Could you output each line of the data that follows exactly?

::::::::

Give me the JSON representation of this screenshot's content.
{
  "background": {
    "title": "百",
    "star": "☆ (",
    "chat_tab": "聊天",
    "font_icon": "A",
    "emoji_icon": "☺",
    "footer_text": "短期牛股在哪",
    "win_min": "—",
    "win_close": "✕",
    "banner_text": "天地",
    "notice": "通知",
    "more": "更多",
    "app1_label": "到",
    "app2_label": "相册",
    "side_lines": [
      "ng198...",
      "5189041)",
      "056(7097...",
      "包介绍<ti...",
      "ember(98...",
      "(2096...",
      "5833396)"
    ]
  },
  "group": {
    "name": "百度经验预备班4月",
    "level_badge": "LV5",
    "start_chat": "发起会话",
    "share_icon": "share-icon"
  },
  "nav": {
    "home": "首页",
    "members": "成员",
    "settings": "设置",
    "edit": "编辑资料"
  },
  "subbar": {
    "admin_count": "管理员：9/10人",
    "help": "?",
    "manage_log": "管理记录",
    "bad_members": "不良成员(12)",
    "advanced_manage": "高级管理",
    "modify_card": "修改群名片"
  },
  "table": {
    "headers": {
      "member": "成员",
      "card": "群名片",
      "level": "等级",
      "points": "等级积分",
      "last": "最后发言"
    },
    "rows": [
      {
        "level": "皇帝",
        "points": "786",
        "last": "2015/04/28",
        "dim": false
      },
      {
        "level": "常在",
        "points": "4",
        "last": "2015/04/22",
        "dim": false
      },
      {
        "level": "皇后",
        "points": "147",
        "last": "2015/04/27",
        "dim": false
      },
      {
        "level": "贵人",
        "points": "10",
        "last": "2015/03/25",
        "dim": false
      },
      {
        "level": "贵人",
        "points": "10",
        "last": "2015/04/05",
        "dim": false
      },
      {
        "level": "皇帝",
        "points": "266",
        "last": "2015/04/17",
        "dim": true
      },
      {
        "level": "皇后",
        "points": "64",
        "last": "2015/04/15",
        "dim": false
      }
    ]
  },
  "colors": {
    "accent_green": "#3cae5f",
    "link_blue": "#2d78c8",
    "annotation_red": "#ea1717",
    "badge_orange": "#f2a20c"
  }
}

::::::::

# COMPLETED EXERCISE:
Give me the JSON representation of this screenshot's content.
{
  "background": {
    "title": "百",
    "star": "☆ (",
    "chat_tab": "聊天",
    "font_icon": "A",
    "emoji_icon": "☺",
    "footer_text": "短期牛股在哪",
    "win_min": "—",
    "win_close": "✕",
    "banner_text": "天地",
    "notice": "通知",
    "more": "更多",
    "app1_label": "到",
    "app2_label": "相册",
    "side_lines": [
      "ng198...",
      "5189041)",
      "056(7097...",
      "包介绍<ti...",
      "ember(98...",
      "(2096...",
      "5833396)"
    ]
  },
  "group": {
    "name": "百度经验预备班4月",
    "level_badge": "LV5",
    "start_chat": "发起会话",
    "share_icon": "share-icon"
  },
  "nav": {
    "home": "首页",
    "members": "成员",
    "settings": "设置",
    "edit": "编辑资料"
  },
  "subbar": {
    "admin_count": "管理员：9/10人",
    "help": "?",
    "manage_log": "管理记录",
    "bad_members": "不良成员(12)",
    "advanced_manage": "高级管理",
    "modify_card": "修改群名片"
  },
  "table": {
    "headers": {
      "member": "成员",
      "card": "群名片",
      "level": "等级",
      "points": "等级积分",
      "last": "最后发言"
    },
    "rows": [
      {
        "level": "皇帝",
        "points": "786",
        "last": "2015/04/28",
        "dim": false
      },
      {
        "level": "常在",
        "points": "4",
        "last": "2015/04/22",
        "dim": false
      },
      {
        "level": "皇后",
        "points": "147",
        "last": "2015/04/27",
        "dim": false
      },
      {
        "level": "贵人",
        "points": "10",
        "last": "2015/03/25",
        "dim": false
      },
      {
        "level": "贵人",
        "points": "10",
        "last": "2015/04/05",
        "dim": false
      },
      {
        "level": "皇帝",
        "points": "266",
        "last": "2015/04/17",
        "dim": true
      },
      {
        "level": "皇后",
        "points": "64",
        "last": "2015/04/15",
        "dim": false
      }
    ]
  },
  "colors": {
    "accent_green": "#3cae5f",
    "link_blue": "#2d78c8",
    "annotation_red": "#ea1717",
    "badge_orange": "#f2a20c"
  }
}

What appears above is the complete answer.